== TEKS DITAMPILKAN ==
Cinta itu
abstrak. Cinta itu tak tampak, tapi ia bisa menjelma, menjadi apa saja
Kenangan,
angan-angan, selamanya tersimpan, tak lekang oleh zaman.
Aku punya teman
kuliah, inisialnya A. Aku pertama kali bertemu dengannya ketika selepas solat
Dzuhur di Masjid Salman. Satu hal pada dirinya yang menarik perhatianku adalah jam
tangan yang dikenakan di pergelangan tangan kirinya. Berbandul bulat mungil
berwarna keemasan dengan stripe kulit
berwarna cokelat nan elegan. Jam tangan itu sangat pas dengan kepribadiannya
yang anggun dan santun. Sempat aku meminjam jam itu kemudian mencobanya di pergelangan
tangan kiriku, bagus sekali. Aku pun menyukainya.
Belum lama ini,
aku dan A mengikuti suatu kegiatan di Kampus Ganesha hingga larut sore. Jam itu
dipakai olehnya, seperti biasanya. Ketika langit semakin gelap dan waktu hampir
menunjukkan pukul enam, kami memutuskan menunggu adzan Maghrib di Masjid
Salman. Ketika adzan berkumandang, kami bergegas wudhu dan menempati saf yang
masih kosong. Ketika A meletakkan tasnya di samping tasku, dia baru ingat bahwa
jam tangannya tertinggal di tempat wudhu. Buru-buru dia kembali ke tempat wudhu
untuk mengambilnya. Padahal belum sampai lima menit dia pergi dari tempat itu,
jam tangannya sudah tidak ada di tempat dia meletakannya. Aku menyarankannya untuk
mencari lagi, dan ternyata memang tidak ada. Anehnya, di samping tempat A
meletakkan kacamatanya, ada kacamata yang tertinggal dan belum juga diambil
oleh pemiliknya, dan kacamata itu masih di sana. Sementara jam tangan A? Entah
sudah dimana.
Seusai solat,
kami memutuskan untuk pergi ke kantor barang hilang dekat kantin masjid. Kami
memeriksa setiap barang dalam lemari kaca. Begitu banyak jam tangan yang tertinggal
tersimpan di sana. Ada juga beberapa jam yang mirip dengan jam tangannya, namun
tidak ada jam tangan miliknya di sana. Ternyata, barang yang baru saja hilang
belum dimasukkan ke dalam lemari dan masih didata oleh petugas kantor, karena
itu barang-barang yang baru saja hilang masih ada di atas meja. Sayangnya, jam
tangan yang kami cari tidak ada diantara barang-barang yang kehilangan
pemiliknya itu. Jam tangan A benar-benar hilang!

== TUGAS LATIHAN 1 ==
Menurut tulisan tentang jam tangan yang hilang, kapan dan di mana penulis pertama kali bertemu dengan A?
== TUGAS LATIHAN 2 ==
Salinlah bagian tulisan tentang jam tangan yang hilang, mulai dari "Aku punya teman" dan berakhir pada "Aku pun menyukainya.".
Entri yang tercantum diambil dari sumber yang berbeda.

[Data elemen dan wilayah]
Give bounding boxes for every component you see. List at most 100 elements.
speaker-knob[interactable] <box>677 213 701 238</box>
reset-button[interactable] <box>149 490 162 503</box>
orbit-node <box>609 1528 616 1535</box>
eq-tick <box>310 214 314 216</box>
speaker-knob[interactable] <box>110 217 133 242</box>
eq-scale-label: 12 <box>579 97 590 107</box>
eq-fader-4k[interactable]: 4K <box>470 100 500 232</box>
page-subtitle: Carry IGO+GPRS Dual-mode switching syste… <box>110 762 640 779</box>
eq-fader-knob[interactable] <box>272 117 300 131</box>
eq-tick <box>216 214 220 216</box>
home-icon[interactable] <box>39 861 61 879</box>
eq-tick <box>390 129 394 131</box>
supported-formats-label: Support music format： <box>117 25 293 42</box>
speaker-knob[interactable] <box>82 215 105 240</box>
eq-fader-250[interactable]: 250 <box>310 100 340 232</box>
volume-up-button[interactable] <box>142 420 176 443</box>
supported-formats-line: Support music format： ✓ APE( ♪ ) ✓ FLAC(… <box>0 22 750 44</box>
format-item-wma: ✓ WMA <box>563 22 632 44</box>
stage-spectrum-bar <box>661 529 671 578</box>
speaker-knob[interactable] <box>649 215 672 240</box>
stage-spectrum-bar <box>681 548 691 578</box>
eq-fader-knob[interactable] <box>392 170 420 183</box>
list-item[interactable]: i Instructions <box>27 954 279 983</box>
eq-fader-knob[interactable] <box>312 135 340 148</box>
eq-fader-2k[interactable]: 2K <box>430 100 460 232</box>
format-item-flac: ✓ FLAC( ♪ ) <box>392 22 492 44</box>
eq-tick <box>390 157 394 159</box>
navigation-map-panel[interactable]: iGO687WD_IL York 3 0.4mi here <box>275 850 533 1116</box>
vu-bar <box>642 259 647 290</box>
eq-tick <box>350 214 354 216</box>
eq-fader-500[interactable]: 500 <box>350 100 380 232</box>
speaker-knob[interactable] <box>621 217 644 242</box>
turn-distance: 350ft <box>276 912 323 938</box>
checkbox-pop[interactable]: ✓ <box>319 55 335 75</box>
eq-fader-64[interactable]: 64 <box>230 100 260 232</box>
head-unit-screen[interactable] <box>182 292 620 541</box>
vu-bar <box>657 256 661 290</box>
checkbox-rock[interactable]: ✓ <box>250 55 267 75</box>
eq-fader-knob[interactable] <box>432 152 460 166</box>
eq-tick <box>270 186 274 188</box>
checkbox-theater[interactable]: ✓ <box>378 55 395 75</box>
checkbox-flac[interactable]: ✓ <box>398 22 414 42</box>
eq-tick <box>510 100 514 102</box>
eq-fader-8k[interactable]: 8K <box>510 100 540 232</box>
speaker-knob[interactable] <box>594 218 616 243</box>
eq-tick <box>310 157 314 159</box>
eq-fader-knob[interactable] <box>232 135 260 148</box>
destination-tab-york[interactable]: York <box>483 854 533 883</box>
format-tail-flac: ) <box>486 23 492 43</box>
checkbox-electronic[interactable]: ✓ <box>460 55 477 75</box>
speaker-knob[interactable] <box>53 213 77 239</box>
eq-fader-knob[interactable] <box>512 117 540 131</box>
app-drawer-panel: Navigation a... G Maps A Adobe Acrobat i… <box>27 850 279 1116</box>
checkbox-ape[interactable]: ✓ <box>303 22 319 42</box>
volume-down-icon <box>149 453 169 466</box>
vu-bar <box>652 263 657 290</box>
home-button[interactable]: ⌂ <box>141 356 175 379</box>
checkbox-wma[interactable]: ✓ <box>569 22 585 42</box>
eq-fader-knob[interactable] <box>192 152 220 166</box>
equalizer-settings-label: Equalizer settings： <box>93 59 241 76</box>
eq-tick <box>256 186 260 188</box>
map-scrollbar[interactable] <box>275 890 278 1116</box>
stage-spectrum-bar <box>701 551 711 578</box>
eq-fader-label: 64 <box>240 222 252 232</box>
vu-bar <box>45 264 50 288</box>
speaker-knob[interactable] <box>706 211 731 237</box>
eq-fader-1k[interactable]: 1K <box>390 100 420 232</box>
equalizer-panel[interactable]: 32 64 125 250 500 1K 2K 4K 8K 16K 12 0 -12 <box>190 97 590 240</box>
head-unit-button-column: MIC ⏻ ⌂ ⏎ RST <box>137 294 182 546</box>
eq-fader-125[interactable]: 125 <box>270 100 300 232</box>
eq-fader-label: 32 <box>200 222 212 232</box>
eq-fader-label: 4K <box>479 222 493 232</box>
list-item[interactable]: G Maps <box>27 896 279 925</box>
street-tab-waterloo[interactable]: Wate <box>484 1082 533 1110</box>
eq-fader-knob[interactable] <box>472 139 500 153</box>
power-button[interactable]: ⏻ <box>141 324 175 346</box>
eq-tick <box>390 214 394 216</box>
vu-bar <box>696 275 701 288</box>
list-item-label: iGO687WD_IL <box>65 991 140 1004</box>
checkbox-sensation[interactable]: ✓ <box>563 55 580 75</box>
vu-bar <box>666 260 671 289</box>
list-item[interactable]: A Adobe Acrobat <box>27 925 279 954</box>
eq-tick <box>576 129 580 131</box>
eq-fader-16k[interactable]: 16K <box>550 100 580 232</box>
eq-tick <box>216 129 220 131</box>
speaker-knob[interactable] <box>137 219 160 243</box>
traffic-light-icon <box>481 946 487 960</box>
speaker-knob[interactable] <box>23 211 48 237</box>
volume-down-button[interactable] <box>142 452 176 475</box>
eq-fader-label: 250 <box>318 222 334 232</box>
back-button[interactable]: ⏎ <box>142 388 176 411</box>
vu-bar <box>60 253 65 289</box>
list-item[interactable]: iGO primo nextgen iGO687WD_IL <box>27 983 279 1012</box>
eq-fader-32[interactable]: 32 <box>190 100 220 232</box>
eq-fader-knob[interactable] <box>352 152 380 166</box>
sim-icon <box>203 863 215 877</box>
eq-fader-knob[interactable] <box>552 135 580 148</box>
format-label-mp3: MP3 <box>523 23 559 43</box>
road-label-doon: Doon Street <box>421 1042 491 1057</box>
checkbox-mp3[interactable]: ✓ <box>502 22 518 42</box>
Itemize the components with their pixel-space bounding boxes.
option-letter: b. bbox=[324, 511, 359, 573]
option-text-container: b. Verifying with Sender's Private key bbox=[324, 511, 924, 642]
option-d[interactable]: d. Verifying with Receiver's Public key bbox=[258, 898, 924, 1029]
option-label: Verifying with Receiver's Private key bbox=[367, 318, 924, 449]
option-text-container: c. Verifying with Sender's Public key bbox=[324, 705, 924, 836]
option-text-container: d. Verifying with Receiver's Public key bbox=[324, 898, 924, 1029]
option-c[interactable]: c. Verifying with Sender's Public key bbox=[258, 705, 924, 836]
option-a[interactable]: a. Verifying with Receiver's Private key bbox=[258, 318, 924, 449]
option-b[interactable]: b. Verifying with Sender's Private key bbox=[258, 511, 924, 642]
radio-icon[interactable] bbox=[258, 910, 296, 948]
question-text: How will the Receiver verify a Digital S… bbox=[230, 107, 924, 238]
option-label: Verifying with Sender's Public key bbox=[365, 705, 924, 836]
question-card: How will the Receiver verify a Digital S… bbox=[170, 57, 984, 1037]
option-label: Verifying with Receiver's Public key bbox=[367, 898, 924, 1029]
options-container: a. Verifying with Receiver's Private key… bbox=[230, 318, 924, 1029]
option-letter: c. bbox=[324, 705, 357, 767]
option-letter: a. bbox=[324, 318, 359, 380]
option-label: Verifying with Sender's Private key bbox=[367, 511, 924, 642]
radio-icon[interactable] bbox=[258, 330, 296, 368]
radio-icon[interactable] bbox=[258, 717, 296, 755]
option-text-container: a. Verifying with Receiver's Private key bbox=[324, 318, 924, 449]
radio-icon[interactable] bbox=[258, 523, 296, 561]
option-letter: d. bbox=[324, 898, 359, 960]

== JAWABAN 1 ==
Selepas solat Dzuhur di Masjid Salman.

== JAWABAN 2 ==
Aku punya teman
kuliah, inisialnya A. Aku pertama kali bertemu dengannya ketika selepas solat
Dzuhur di Masjid Salman. Satu hal pada dirinya yang menarik perhatianku adalah jam
tangan yang dikenakan di pergelangan tangan kirinya. Berbandul bulat mungil
berwarna keemasan dengan stripe kulit
berwarna cokelat nan elegan. Jam tangan itu sangat pas dengan kepribadiannya
yang anggun dan santun. Sempat aku meminjam jam itu kemudian mencobanya di pergelangan
tangan kiriku, bagus sekali. Aku pun menyukainya.